--- Start of Records to process ---

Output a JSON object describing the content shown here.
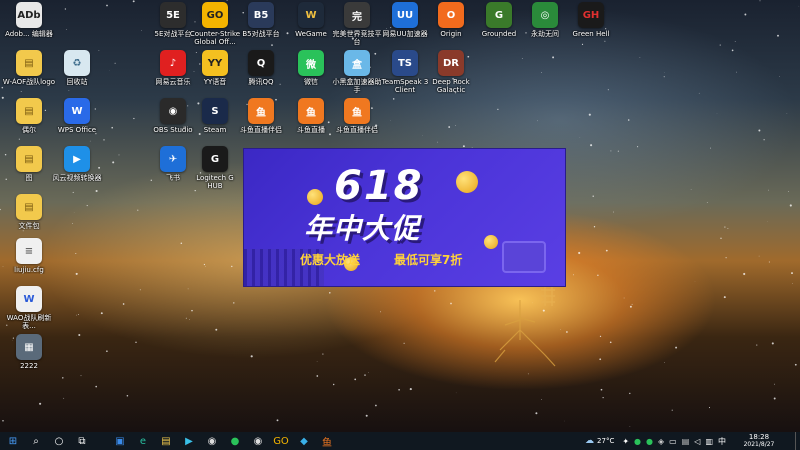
{
  "desktop": {
    "icons": [
      {
        "label": "Adob... 编辑器",
        "color": "#e8e8e8",
        "glyph": "ADb",
        "text": "#222"
      },
      {
        "label": "5E对战平台",
        "color": "#2d2d2d",
        "glyph": "5E",
        "text": "#fff"
      },
      {
        "label": "Counter-Strike Global Off...",
        "color": "#f4b400",
        "glyph": "GO",
        "text": "#222"
      },
      {
        "label": "B5对战平台",
        "color": "#2a3a5a",
        "glyph": "B5",
        "text": "#fff"
      },
      {
        "label": "WeGame",
        "color": "#1e2a3a",
        "glyph": "W",
        "text": "#f0c040"
      },
      {
        "label": "完美世界竞技平台",
        "color": "#3a3a3a",
        "glyph": "完",
        "text": "#fff"
      },
      {
        "label": "网易UU加速器",
        "color": "#1e6fd8",
        "glyph": "UU",
        "text": "#fff"
      },
      {
        "label": "Origin",
        "color": "#f26b1d",
        "glyph": "O",
        "text": "#fff"
      },
      {
        "label": "Grounded",
        "color": "#3a7a2a",
        "glyph": "G",
        "text": "#fff"
      },
      {
        "label": "永劫无间",
        "color": "#2a8a3a",
        "glyph": "◎",
        "text": "#fff"
      },
      {
        "label": "Green Hell",
        "color": "#1a1a1a",
        "glyph": "GH",
        "text": "#e03030"
      },
      {
        "label": "W-AOF战队logo",
        "color": "#f2c94c",
        "glyph": "▤",
        "text": "#7a5a10"
      },
      {
        "label": "回收站",
        "color": "#d8e8f0",
        "glyph": "♻",
        "text": "#3a6a8a"
      },
      {
        "label": "网易云音乐",
        "color": "#e02020",
        "glyph": "♪",
        "text": "#fff"
      },
      {
        "label": "YY语音",
        "color": "#f4c020",
        "glyph": "YY",
        "text": "#222"
      },
      {
        "label": "腾讯QQ",
        "color": "#1a1a1a",
        "glyph": "Q",
        "text": "#fff"
      },
      {
        "label": "微信",
        "color": "#2ac25a",
        "glyph": "微",
        "text": "#fff"
      },
      {
        "label": "小黑盒加速器助手",
        "color": "#6ab8e8",
        "glyph": "盒",
        "text": "#fff"
      },
      {
        "label": "TeamSpeak 3 Client",
        "color": "#2a4a8a",
        "glyph": "TS",
        "text": "#fff"
      },
      {
        "label": "Deep Rock Galactic",
        "color": "#8a3a2a",
        "glyph": "DR",
        "text": "#fff"
      },
      {
        "label": "偶尔",
        "color": "#f2c94c",
        "glyph": "▤",
        "text": "#7a5a10"
      },
      {
        "label": "WPS Office",
        "color": "#2a6ae8",
        "glyph": "W",
        "text": "#fff"
      },
      {
        "label": "OBS Studio",
        "color": "#2a2a2a",
        "glyph": "◉",
        "text": "#fff"
      },
      {
        "label": "Steam",
        "color": "#1a2a4a",
        "glyph": "S",
        "text": "#fff"
      },
      {
        "label": "斗鱼直播伴侣",
        "color": "#f07820",
        "glyph": "鱼",
        "text": "#fff"
      },
      {
        "label": "斗鱼直播",
        "color": "#f07820",
        "glyph": "鱼",
        "text": "#fff"
      },
      {
        "label": "斗鱼直播伴侣",
        "color": "#f07820",
        "glyph": "鱼",
        "text": "#fff"
      },
      {
        "label": "图",
        "color": "#f2c94c",
        "glyph": "▤",
        "text": "#7a5a10"
      },
      {
        "label": "风云视频转换器",
        "color": "#1e90e8",
        "glyph": "▶",
        "text": "#fff"
      },
      {
        "label": "飞书",
        "color": "#1e6fd8",
        "glyph": "✈",
        "text": "#fff"
      },
      {
        "label": "Logitech G HUB",
        "color": "#1a1a1a",
        "glyph": "G",
        "text": "#fff"
      },
      {
        "label": "文件包",
        "color": "#f2c94c",
        "glyph": "▤",
        "text": "#7a5a10"
      },
      {
        "label": "liujiu.cfg",
        "color": "#f0f0f0",
        "glyph": "≡",
        "text": "#666"
      },
      {
        "label": "WAO战队刷新表...",
        "color": "#f0f0f0",
        "glyph": "W",
        "text": "#2a5ad8"
      },
      {
        "label": "2222",
        "color": "#5a6a7a",
        "glyph": "▦",
        "text": "#fff"
      }
    ]
  },
  "ad": {
    "title_line1": "618",
    "title_line2": "年中大促",
    "subtitle_left": "优惠大放送",
    "subtitle_right": "最低可享7折"
  },
  "taskbar": {
    "buttons": [
      {
        "name": "start-button",
        "glyph": "⊞",
        "color": "#4aa0ff"
      },
      {
        "name": "search-button",
        "glyph": "⌕",
        "color": "#ffffff"
      },
      {
        "name": "cortana-button",
        "glyph": "○",
        "color": "#ffffff"
      },
      {
        "name": "task-view-button",
        "glyph": "⧉",
        "color": "#ffffff"
      },
      {
        "name": "store-app",
        "glyph": "▣",
        "color": "#3a8ae8"
      },
      {
        "name": "edge-app",
        "glyph": "e",
        "color": "#2ac0a0"
      },
      {
        "name": "file-explorer-app",
        "glyph": "▤",
        "color": "#f2c94c"
      },
      {
        "name": "media-player-app",
        "glyph": "▶",
        "color": "#3ac0e8"
      },
      {
        "name": "obs-app",
        "glyph": "◉",
        "color": "#dddddd"
      },
      {
        "name": "wechat-app",
        "glyph": "●",
        "color": "#2ac25a"
      },
      {
        "name": "obs-app-2",
        "glyph": "◉",
        "color": "#dddddd"
      },
      {
        "name": "csgo-app",
        "glyph": "GO",
        "color": "#f4b400"
      },
      {
        "name": "app-blue",
        "glyph": "◆",
        "color": "#3ab0e8"
      },
      {
        "name": "douyu-app",
        "glyph": "鱼",
        "color": "#f07820"
      }
    ],
    "weather": "27°C",
    "input_method": "中",
    "clock_time": "18:28",
    "clock_date": "2021/8/27",
    "tray_icons": [
      {
        "name": "tray-bluetooth",
        "glyph": "✦",
        "color": "#ffffff"
      },
      {
        "name": "tray-green",
        "glyph": "●",
        "color": "#2ac25a"
      },
      {
        "name": "tray-wechat",
        "glyph": "●",
        "color": "#2ac25a"
      },
      {
        "name": "tray-shield",
        "glyph": "◈",
        "color": "#cccccc"
      },
      {
        "name": "tray-battery",
        "glyph": "▭",
        "color": "#ffffff"
      },
      {
        "name": "tray-folder",
        "glyph": "▤",
        "color": "#cccccc"
      },
      {
        "name": "tray-volume",
        "glyph": "◁",
        "color": "#ffffff"
      },
      {
        "name": "tray-network",
        "glyph": "▥",
        "color": "#ffffff"
      }
    ]
  }
}
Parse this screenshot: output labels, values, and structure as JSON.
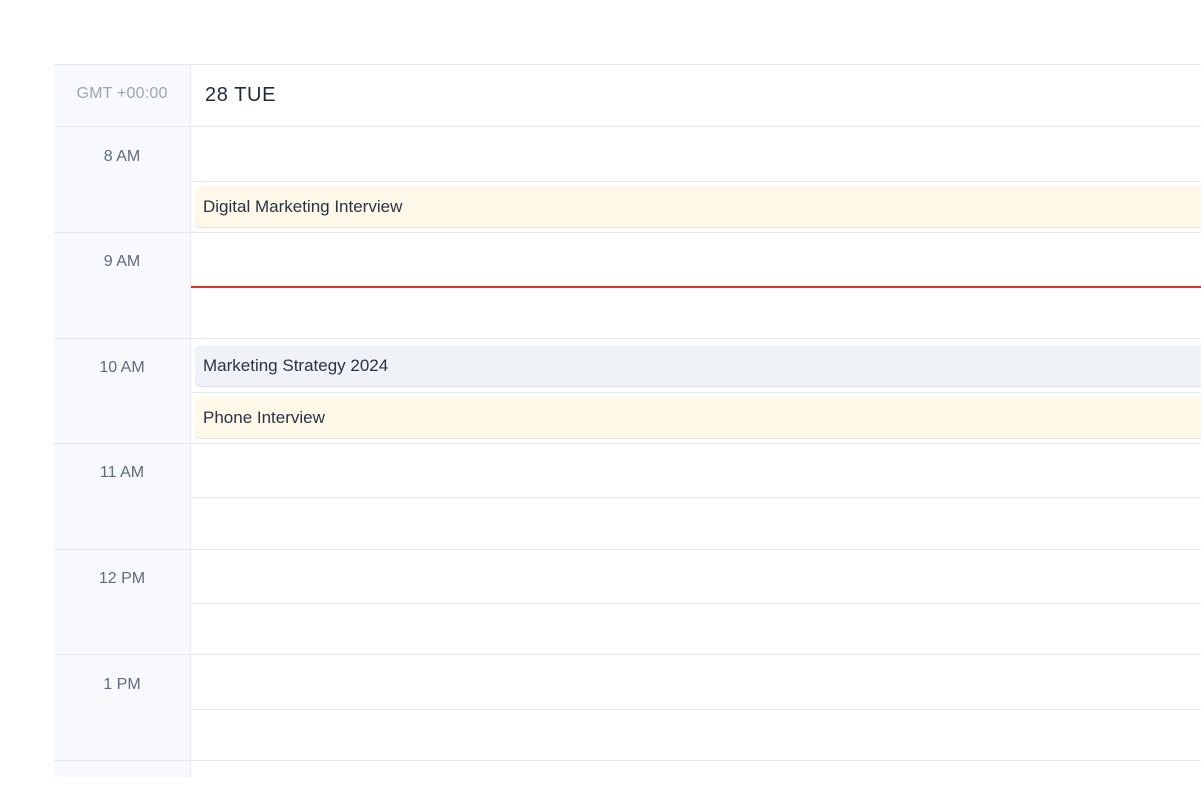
{
  "calendar": {
    "timezone_label": "GMT +00:00",
    "day_header": "28 TUE",
    "hours": [
      "8 AM",
      "9 AM",
      "10 AM",
      "11 AM",
      "12 PM",
      "1 PM"
    ],
    "events": [
      {
        "title": "Digital Marketing Interview",
        "color": "#fdf8e8"
      },
      {
        "title": "Marketing Strategy 2024",
        "color": "#eff2f7"
      },
      {
        "title": "Phone Interview",
        "color": "#fdf8e8"
      }
    ],
    "now_indicator_color": "#d9362b"
  }
}
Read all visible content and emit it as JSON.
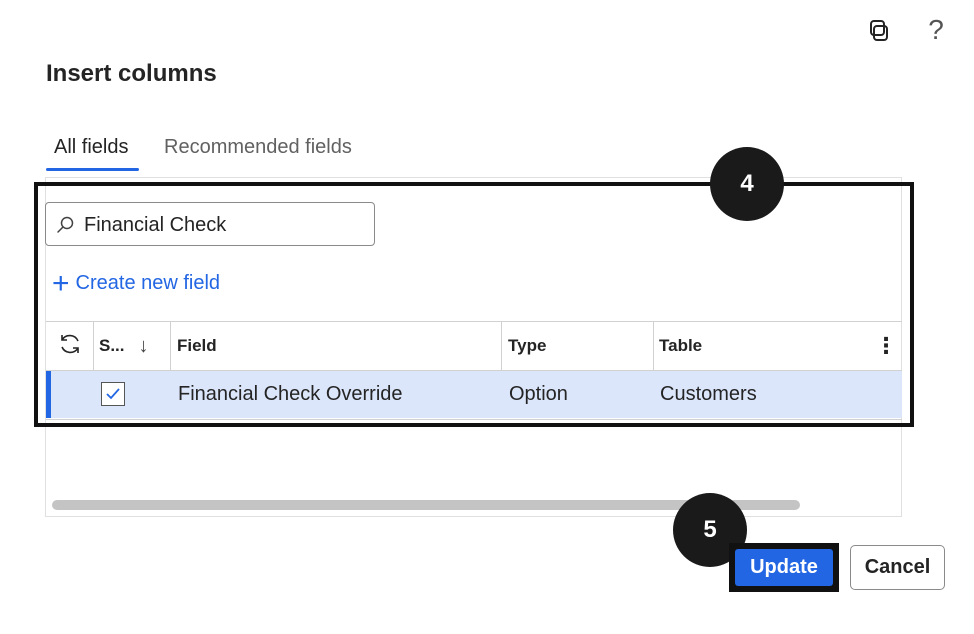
{
  "dialog": {
    "title": "Insert columns",
    "help_glyph": "?"
  },
  "tabs": [
    {
      "label": "All fields",
      "selected": true
    },
    {
      "label": "Recommended fields",
      "selected": false
    }
  ],
  "search": {
    "value": "Financial Check",
    "icon": "search-icon"
  },
  "create_new": {
    "plus_glyph": "+",
    "label": "Create new field"
  },
  "grid": {
    "columns": {
      "selected": "S...",
      "sort_glyph": "↓",
      "field": "Field",
      "type": "Type",
      "table": "Table",
      "more_glyph": "⋮"
    },
    "rows": [
      {
        "selected": true,
        "field": "Financial Check Override",
        "type": "Option",
        "table": "Customers"
      }
    ]
  },
  "callouts": {
    "step_4": "4",
    "step_5": "5"
  },
  "buttons": {
    "update": "Update",
    "cancel": "Cancel"
  },
  "colors": {
    "accent": "#2266e3",
    "selected_row": "#dce6fb",
    "callout": "#111111"
  }
}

--- End of Records to process ---

▸ Problem statement
Lines containing "fields" are to be counted. State the total and add nothing.

▸ Exercise answer
2